Required work -> Write every record out again exactly, and keep images out of it.

Stored records ->
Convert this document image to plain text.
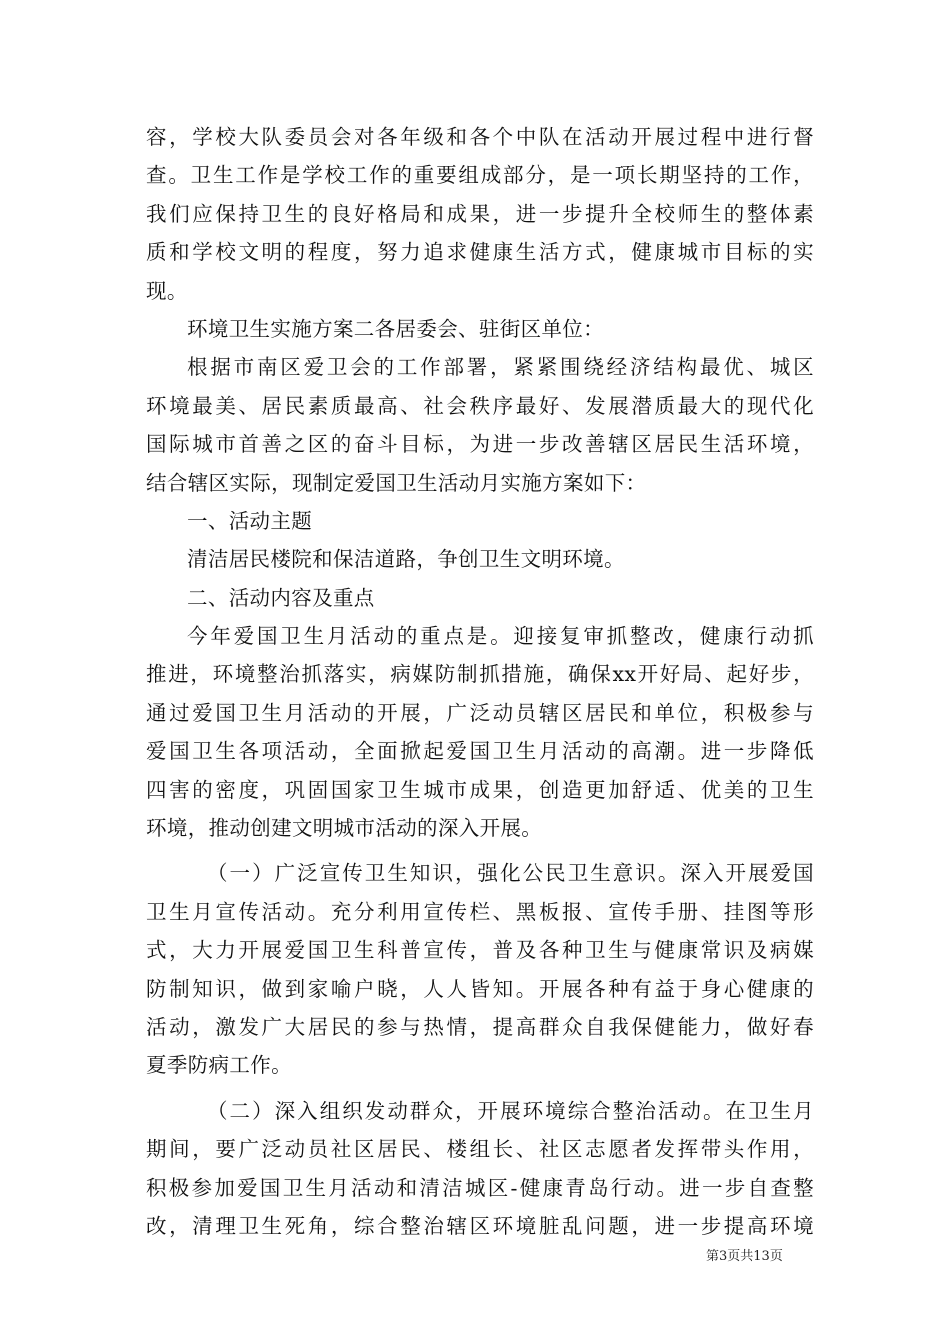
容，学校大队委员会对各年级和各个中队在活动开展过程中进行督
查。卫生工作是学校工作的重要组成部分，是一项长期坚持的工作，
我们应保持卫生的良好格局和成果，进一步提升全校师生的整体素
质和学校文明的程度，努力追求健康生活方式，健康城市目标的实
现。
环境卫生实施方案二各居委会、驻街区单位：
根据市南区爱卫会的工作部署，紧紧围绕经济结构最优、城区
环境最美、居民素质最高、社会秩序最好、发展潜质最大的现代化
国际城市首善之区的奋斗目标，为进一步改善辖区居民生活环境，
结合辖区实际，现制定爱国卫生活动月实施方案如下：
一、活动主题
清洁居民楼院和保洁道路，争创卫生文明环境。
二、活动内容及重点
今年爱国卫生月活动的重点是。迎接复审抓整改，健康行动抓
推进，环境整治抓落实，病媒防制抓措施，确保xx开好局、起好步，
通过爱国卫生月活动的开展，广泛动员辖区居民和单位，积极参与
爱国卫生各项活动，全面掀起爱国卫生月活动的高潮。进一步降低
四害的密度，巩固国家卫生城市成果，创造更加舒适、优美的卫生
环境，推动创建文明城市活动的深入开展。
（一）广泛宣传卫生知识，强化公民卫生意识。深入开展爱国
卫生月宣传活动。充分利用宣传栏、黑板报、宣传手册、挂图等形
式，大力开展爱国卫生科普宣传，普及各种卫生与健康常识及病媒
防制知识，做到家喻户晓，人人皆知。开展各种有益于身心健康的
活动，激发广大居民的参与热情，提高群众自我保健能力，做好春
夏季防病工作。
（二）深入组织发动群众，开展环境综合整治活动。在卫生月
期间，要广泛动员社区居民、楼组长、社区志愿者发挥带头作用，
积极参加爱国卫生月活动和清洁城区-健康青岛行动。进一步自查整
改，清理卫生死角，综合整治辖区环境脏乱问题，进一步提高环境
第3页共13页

Reply ->
Convert this document image to plain text.
容，学校大队委员会对各年级和各个中队在活动开展过程中进行督
查。卫生工作是学校工作的重要组成部分，是一项长期坚持的工作，
我们应保持卫生的良好格局和成果，进一步提升全校师生的整体素
质和学校文明的程度，努力追求健康生活方式，健康城市目标的实
现。
环境卫生实施方案二各居委会、驻街区单位：
根据市南区爱卫会的工作部署，紧紧围绕经济结构最优、城区
环境最美、居民素质最高、社会秩序最好、发展潜质最大的现代化
国际城市首善之区的奋斗目标，为进一步改善辖区居民生活环境，
结合辖区实际，现制定爱国卫生活动月实施方案如下：
一、活动主题
清洁居民楼院和保洁道路，争创卫生文明环境。
二、活动内容及重点
今年爱国卫生月活动的重点是。迎接复审抓整改，健康行动抓
推进，环境整治抓落实，病媒防制抓措施，确保xx开好局、起好步，
通过爱国卫生月活动的开展，广泛动员辖区居民和单位，积极参与
爱国卫生各项活动，全面掀起爱国卫生月活动的高潮。进一步降低
四害的密度，巩固国家卫生城市成果，创造更加舒适、优美的卫生
环境，推动创建文明城市活动的深入开展。
（一）广泛宣传卫生知识，强化公民卫生意识。深入开展爱国
卫生月宣传活动。充分利用宣传栏、黑板报、宣传手册、挂图等形
式，大力开展爱国卫生科普宣传，普及各种卫生与健康常识及病媒
防制知识，做到家喻户晓，人人皆知。开展各种有益于身心健康的
活动，激发广大居民的参与热情，提高群众自我保健能力，做好春
夏季防病工作。
（二）深入组织发动群众，开展环境综合整治活动。在卫生月
期间，要广泛动员社区居民、楼组长、社区志愿者发挥带头作用，
积极参加爱国卫生月活动和清洁城区-健康青岛行动。进一步自查整
改，清理卫生死角，综合整治辖区环境脏乱问题，进一步提高环境
第3页共13页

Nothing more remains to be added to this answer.